Your goal: Rewrite the rows below as a numbered list, omitting any blank lines.

— start Dataset records —

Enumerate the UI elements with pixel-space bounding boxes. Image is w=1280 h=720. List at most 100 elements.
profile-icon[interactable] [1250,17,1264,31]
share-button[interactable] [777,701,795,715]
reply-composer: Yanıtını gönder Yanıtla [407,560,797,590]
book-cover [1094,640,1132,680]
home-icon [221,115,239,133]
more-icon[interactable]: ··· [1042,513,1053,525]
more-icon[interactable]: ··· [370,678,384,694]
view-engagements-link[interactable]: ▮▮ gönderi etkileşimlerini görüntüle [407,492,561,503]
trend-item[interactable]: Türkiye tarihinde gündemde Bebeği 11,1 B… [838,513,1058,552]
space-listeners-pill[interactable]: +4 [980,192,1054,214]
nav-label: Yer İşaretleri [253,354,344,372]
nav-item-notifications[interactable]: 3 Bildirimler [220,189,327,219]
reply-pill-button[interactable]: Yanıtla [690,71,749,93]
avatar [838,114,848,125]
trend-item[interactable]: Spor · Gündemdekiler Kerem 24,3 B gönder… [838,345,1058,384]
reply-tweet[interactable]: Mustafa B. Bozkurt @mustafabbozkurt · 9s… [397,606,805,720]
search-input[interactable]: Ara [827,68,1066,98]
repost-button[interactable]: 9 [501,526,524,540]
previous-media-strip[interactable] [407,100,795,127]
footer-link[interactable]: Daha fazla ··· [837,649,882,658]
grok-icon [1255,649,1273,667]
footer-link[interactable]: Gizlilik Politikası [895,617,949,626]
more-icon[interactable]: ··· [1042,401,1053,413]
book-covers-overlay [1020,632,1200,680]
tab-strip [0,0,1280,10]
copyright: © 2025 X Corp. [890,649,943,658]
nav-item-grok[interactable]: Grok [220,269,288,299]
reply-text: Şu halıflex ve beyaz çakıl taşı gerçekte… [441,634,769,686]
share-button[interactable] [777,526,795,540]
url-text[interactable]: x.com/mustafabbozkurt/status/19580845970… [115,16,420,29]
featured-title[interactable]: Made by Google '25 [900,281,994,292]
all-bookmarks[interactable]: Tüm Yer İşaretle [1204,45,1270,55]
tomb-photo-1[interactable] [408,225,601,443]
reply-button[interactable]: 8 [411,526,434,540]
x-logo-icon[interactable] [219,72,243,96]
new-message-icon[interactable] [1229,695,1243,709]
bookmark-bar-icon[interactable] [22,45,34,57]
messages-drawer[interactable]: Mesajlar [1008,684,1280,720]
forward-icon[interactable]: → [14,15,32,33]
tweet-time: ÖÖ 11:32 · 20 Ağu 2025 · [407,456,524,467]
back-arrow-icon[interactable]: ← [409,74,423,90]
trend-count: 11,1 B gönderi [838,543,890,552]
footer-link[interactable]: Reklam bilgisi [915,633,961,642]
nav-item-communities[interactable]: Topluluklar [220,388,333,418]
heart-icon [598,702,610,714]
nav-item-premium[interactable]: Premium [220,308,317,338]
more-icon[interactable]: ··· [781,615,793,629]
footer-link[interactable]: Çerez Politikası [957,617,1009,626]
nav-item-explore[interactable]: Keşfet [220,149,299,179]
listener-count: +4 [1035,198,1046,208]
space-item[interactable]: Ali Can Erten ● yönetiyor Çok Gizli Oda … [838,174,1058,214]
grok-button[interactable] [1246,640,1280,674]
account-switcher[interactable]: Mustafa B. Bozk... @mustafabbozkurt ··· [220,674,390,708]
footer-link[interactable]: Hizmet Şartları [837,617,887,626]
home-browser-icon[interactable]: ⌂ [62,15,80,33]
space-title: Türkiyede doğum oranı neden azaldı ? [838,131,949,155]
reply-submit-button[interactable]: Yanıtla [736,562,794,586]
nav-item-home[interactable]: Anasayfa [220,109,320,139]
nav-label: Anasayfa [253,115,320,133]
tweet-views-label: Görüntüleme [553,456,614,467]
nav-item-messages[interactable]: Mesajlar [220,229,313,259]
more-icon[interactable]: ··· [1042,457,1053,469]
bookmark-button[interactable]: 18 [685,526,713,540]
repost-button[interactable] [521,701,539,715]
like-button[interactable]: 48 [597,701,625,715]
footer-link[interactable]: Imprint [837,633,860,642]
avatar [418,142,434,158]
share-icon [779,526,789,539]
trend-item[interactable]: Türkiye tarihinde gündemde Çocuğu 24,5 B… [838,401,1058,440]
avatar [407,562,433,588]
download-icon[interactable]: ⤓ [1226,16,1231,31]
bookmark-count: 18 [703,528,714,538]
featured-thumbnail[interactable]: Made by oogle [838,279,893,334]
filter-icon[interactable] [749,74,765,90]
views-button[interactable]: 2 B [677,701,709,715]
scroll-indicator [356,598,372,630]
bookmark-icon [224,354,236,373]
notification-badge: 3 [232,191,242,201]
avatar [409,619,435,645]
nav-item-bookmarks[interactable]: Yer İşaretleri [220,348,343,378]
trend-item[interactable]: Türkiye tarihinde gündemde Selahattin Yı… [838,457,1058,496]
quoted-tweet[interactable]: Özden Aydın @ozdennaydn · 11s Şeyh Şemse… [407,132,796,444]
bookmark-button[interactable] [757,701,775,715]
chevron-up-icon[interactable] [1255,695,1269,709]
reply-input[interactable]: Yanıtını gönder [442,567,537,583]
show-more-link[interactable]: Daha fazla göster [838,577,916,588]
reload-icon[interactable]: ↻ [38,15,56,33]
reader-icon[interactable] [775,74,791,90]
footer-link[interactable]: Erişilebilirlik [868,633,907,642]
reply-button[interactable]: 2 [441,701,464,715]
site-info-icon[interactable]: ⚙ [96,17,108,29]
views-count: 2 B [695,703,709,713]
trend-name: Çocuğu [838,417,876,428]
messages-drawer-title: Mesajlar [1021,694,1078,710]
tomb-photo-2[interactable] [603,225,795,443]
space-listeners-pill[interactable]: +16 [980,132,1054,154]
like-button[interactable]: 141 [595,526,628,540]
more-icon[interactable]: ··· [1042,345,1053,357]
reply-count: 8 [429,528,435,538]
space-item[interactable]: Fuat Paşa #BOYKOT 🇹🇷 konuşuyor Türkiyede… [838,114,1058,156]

— end Dataset records —

Task solution:
1. Enumerate the UI elements with pixel-space bounding boxes. Image is w=1280 h=720. List at most 100 elements.
2. profile-icon[interactable] [1250,17,1264,31]
3. share-button[interactable] [777,701,795,715]
4. reply-composer: Yanıtını gönder Yanıtla [407,560,797,590]
5. book-cover [1094,640,1132,680]
6. home-icon [221,115,239,133]
7. more-icon[interactable]: ··· [1042,513,1053,525]
8. more-icon[interactable]: ··· [370,678,384,694]
9. view-engagements-link[interactable]: ▮▮ gönderi etkileşimlerini görüntüle [407,492,561,503]
10. trend-item[interactable]: Türkiye tarihinde gündemde Bebeği 11,1 B… [838,513,1058,552]
11. space-listeners-pill[interactable]: +4 [980,192,1054,214]
12. nav-label: Yer İşaretleri [253,354,344,372]
13. nav-item-notifications[interactable]: 3 Bildirimler [220,189,327,219]
14. reply-pill-button[interactable]: Yanıtla [690,71,749,93]
15. avatar [838,114,848,125]
16. trend-item[interactable]: Spor · Gündemdekiler Kerem 24,3 B gönder… [838,345,1058,384]
17. reply-tweet[interactable]: Mustafa B. Bozkurt @mustafabbozkurt · 9s… [397,606,805,720]
18. search-input[interactable]: Ara [827,68,1066,98]
19. repost-button[interactable]: 9 [501,526,524,540]
20. previous-media-strip[interactable] [407,100,795,127]
21. footer-link[interactable]: Daha fazla ··· [837,649,882,658]
22. grok-icon [1255,649,1273,667]
23. footer-link[interactable]: Gizlilik Politikası [895,617,949,626]
24. more-icon[interactable]: ··· [1042,401,1053,413]
25. book-covers-overlay [1020,632,1200,680]
26. tab-strip [0,0,1280,10]
27. copyright: © 2025 X Corp. [890,649,943,658]
28. nav-item-grok[interactable]: Grok [220,269,288,299]
29. reply-text: Şu halıflex ve beyaz çakıl taşı gerçekte… [441,634,769,686]
30. share-button[interactable] [777,526,795,540]
31. url-text[interactable]: x.com/mustafabbozkurt/status/19580845970… [115,16,420,29]
32. featured-title[interactable]: Made by Google '25 [900,281,994,292]
33. all-bookmarks[interactable]: Tüm Yer İşaretle [1204,45,1270,55]
34. tomb-photo-1[interactable] [408,225,601,443]
35. reply-button[interactable]: 8 [411,526,434,540]
36. x-logo-icon[interactable] [219,72,243,96]
37. new-message-icon[interactable] [1229,695,1243,709]
38. bookmark-bar-icon[interactable] [22,45,34,57]
39. messages-drawer[interactable]: Mesajlar [1008,684,1280,720]
40. forward-icon[interactable]: → [14,15,32,33]
41. tweet-time: ÖÖ 11:32 · 20 Ağu 2025 · [407,456,524,467]
42. back-arrow-icon[interactable]: ← [409,74,423,90]
43. trend-count: 11,1 B gönderi [838,543,890,552]
44. footer-link[interactable]: Reklam bilgisi [915,633,961,642]
45. nav-item-communities[interactable]: Topluluklar [220,388,333,418]
46. heart-icon [598,702,610,714]
47. nav-item-premium[interactable]: Premium [220,308,317,338]
48. more-icon[interactable]: ··· [781,615,793,629]
49. footer-link[interactable]: Çerez Politikası [957,617,1009,626]
50. nav-item-explore[interactable]: Keşfet [220,149,299,179]
51. listener-count: +4 [1035,198,1046,208]
52. space-item[interactable]: Ali Can Erten ● yönetiyor Çok Gizli Oda … [838,174,1058,214]
53. grok-button[interactable] [1246,640,1280,674]
54. account-switcher[interactable]: Mustafa B. Bozk... @mustafabbozkurt ··· [220,674,390,708]
55. footer-link[interactable]: Hizmet Şartları [837,617,887,626]
56. home-browser-icon[interactable]: ⌂ [62,15,80,33]
57. space-title: Türkiyede doğum oranı neden azaldı ? [838,131,949,155]
58. reply-submit-button[interactable]: Yanıtla [736,562,794,586]
59. nav-item-home[interactable]: Anasayfa [220,109,320,139]
60. nav-label: Anasayfa [253,115,320,133]
61. tweet-views-label: Görüntüleme [553,456,614,467]
62. nav-item-messages[interactable]: Mesajlar [220,229,313,259]
63. more-icon[interactable]: ··· [1042,457,1053,469]
64. bookmark-button[interactable]: 18 [685,526,713,540]
65. repost-button[interactable] [521,701,539,715]
66. like-button[interactable]: 48 [597,701,625,715]
67. footer-link[interactable]: Imprint [837,633,860,642]
68. avatar [418,142,434,158]
69. share-icon [779,526,789,539]
70. trend-item[interactable]: Türkiye tarihinde gündemde Çocuğu 24,5 B… [838,401,1058,440]
71. avatar [407,562,433,588]
72. download-icon[interactable]: ⤓ [1226,16,1231,31]
73. bookmark-count: 18 [703,528,714,538]
74. featured-thumbnail[interactable]: Made by oogle [838,279,893,334]
75. filter-icon[interactable] [749,74,765,90]
76. views-button[interactable]: 2 B [677,701,709,715]
77. scroll-indicator [356,598,372,630]
78. bookmark-icon [224,354,236,373]
79. notification-badge: 3 [232,191,242,201]
80. avatar [409,619,435,645]
81. nav-item-bookmarks[interactable]: Yer İşaretleri [220,348,343,378]
82. trend-item[interactable]: Türkiye tarihinde gündemde Selahattin Yı… [838,457,1058,496]
83. quoted-tweet[interactable]: Özden Aydın @ozdennaydn · 11s Şeyh Şemse… [407,132,796,444]
84. bookmark-button[interactable] [757,701,775,715]
85. chevron-up-icon[interactable] [1255,695,1269,709]
86. reply-input[interactable]: Yanıtını gönder [442,567,537,583]
87. show-more-link[interactable]: Daha fazla göster [838,577,916,588]
88. reload-icon[interactable]: ↻ [38,15,56,33]
89. reader-icon[interactable] [775,74,791,90]
90. footer-link[interactable]: Erişilebilirlik [868,633,907,642]
91. reply-button[interactable]: 2 [441,701,464,715]
92. site-info-icon[interactable]: ⚙ [96,17,108,29]
93. views-count: 2 B [695,703,709,713]
94. trend-name: Çocuğu [838,417,876,428]
95. messages-drawer-title: Mesajlar [1021,694,1078,710]
96. tomb-photo-2[interactable] [603,225,795,443]
97. space-listeners-pill[interactable]: +16 [980,132,1054,154]
98. like-button[interactable]: 141 [595,526,628,540]
99. more-icon[interactable]: ··· [1042,345,1053,357]
100. reply-count: 8 [429,528,435,538]
101. space-item[interactable]: Fuat Paşa #BOYKOT 🇹🇷 konuşuyor Türkiyede… [838,114,1058,156]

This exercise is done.